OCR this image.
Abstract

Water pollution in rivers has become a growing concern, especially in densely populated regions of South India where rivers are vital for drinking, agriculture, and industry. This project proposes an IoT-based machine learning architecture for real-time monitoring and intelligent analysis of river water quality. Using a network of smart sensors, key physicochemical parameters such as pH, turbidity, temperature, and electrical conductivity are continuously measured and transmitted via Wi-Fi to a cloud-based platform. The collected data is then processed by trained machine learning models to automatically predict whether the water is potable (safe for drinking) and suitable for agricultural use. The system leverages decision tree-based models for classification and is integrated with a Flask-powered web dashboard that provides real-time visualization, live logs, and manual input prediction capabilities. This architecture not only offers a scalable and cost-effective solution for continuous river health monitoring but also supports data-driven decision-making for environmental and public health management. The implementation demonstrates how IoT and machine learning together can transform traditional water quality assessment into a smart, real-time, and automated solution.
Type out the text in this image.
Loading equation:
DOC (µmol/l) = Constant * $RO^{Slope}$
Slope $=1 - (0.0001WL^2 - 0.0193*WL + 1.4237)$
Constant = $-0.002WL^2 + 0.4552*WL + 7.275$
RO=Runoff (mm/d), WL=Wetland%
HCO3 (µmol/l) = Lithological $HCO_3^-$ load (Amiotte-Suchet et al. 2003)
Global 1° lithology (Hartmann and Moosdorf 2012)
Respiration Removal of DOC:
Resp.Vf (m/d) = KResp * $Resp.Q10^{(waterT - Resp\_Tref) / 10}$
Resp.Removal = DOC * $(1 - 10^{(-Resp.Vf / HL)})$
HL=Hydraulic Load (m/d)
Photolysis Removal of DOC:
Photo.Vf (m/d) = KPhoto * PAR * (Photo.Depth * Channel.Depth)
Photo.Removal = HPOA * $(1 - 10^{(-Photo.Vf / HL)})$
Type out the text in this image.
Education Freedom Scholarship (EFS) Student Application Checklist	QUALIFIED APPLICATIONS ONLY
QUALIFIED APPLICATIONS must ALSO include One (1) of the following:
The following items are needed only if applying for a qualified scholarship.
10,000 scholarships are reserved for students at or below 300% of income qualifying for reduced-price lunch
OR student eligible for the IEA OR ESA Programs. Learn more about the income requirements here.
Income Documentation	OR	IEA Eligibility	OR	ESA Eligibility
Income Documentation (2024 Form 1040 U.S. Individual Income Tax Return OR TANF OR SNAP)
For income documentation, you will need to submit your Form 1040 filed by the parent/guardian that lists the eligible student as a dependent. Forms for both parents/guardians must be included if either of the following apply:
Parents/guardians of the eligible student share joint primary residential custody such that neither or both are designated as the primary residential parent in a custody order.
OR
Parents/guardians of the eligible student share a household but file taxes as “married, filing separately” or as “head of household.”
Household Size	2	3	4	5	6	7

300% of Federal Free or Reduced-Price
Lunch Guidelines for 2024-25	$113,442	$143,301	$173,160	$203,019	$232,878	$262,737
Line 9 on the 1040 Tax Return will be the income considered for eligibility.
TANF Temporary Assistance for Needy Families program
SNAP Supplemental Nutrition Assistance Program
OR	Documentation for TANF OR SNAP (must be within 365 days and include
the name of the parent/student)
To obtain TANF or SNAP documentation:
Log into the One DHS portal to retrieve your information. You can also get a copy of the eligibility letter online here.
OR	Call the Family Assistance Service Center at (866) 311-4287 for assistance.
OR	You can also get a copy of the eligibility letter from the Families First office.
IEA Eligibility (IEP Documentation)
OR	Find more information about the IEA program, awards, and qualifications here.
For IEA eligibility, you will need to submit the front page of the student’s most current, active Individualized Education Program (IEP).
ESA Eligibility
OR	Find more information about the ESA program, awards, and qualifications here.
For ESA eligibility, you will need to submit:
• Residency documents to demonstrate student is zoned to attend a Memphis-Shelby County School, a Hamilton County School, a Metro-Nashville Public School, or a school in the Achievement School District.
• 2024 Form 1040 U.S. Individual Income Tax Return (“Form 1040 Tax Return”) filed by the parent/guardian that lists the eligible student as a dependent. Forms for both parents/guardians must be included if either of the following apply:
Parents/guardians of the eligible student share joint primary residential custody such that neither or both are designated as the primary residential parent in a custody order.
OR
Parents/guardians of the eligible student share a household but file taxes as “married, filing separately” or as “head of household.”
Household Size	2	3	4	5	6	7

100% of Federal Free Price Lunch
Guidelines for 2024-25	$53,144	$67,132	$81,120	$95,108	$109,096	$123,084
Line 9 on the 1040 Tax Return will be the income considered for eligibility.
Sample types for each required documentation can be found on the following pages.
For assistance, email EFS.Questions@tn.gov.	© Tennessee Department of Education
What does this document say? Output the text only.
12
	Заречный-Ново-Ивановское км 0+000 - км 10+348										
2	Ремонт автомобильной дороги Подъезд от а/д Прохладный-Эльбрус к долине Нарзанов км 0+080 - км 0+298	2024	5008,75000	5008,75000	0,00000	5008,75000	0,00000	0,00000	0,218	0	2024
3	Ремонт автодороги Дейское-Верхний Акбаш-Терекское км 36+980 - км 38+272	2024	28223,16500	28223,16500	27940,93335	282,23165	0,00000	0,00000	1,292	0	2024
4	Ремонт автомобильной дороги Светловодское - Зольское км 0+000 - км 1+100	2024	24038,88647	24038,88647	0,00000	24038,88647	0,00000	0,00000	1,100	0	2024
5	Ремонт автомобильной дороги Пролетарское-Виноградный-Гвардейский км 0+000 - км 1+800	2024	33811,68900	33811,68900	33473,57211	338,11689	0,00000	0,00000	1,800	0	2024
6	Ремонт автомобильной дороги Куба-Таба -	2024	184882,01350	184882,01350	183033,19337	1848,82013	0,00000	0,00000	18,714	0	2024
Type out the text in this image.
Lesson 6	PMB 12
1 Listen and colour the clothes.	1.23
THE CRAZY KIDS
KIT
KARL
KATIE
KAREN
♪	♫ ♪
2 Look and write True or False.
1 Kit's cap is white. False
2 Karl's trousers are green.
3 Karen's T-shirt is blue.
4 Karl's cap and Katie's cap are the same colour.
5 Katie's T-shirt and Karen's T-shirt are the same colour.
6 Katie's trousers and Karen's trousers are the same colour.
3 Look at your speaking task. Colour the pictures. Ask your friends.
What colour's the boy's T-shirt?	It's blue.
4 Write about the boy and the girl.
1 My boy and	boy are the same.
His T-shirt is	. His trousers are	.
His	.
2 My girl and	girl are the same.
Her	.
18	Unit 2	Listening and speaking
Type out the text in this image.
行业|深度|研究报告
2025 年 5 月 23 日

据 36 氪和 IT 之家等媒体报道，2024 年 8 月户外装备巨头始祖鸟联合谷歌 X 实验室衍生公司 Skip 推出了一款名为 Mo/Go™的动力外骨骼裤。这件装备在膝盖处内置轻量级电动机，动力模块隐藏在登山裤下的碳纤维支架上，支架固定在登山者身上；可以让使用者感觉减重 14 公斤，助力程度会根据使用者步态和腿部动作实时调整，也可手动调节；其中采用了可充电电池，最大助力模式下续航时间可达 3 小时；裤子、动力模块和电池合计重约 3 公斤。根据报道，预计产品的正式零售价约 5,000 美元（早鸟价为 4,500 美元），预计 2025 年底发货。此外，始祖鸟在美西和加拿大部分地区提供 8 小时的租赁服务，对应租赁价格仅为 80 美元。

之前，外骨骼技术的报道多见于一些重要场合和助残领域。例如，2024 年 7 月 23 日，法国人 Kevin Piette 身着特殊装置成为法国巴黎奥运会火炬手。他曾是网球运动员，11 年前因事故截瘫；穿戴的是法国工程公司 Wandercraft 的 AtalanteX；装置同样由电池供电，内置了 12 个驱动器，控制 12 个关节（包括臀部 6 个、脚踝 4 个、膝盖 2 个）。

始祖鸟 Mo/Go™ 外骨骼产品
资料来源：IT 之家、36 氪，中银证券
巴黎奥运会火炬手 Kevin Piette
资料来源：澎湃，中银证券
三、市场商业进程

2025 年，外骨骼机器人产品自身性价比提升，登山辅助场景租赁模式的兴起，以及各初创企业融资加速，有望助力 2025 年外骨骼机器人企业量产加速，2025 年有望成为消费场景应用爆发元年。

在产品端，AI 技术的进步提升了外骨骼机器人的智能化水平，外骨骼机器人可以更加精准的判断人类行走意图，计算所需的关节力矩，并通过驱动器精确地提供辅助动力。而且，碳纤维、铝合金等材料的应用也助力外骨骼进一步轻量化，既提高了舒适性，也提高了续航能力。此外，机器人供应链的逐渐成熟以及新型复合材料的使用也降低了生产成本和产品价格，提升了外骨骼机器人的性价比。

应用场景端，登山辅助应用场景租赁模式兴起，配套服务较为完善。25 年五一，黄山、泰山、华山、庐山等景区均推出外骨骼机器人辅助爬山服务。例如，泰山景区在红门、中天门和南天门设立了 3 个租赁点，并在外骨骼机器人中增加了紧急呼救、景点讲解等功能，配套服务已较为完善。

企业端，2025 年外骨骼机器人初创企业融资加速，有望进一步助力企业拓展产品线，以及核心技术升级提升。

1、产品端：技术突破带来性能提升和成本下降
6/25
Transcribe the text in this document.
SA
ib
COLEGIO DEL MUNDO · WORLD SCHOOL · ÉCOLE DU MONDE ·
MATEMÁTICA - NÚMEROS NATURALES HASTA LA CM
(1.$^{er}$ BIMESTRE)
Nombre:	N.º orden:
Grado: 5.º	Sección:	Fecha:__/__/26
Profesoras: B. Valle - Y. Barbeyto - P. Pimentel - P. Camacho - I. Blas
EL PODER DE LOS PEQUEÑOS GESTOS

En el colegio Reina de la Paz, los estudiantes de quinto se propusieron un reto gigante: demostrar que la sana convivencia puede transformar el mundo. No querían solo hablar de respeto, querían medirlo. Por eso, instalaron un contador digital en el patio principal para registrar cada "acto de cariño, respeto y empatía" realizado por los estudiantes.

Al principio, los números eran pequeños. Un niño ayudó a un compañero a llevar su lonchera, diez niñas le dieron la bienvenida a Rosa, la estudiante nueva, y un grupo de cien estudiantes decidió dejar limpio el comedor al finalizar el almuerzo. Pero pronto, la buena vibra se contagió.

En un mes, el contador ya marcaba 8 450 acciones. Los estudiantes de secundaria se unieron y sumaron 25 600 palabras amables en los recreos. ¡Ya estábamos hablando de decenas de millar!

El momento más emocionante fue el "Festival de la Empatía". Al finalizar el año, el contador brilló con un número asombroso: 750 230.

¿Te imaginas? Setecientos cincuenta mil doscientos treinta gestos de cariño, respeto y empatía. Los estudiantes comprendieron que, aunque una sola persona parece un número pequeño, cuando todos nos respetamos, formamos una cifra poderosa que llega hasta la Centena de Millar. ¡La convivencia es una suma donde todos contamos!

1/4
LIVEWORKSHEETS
• • • •
| EXERCISE PROMPT |
Give the number of lines in the records that contain the string "will", and nothing besides.

| REPLY |
5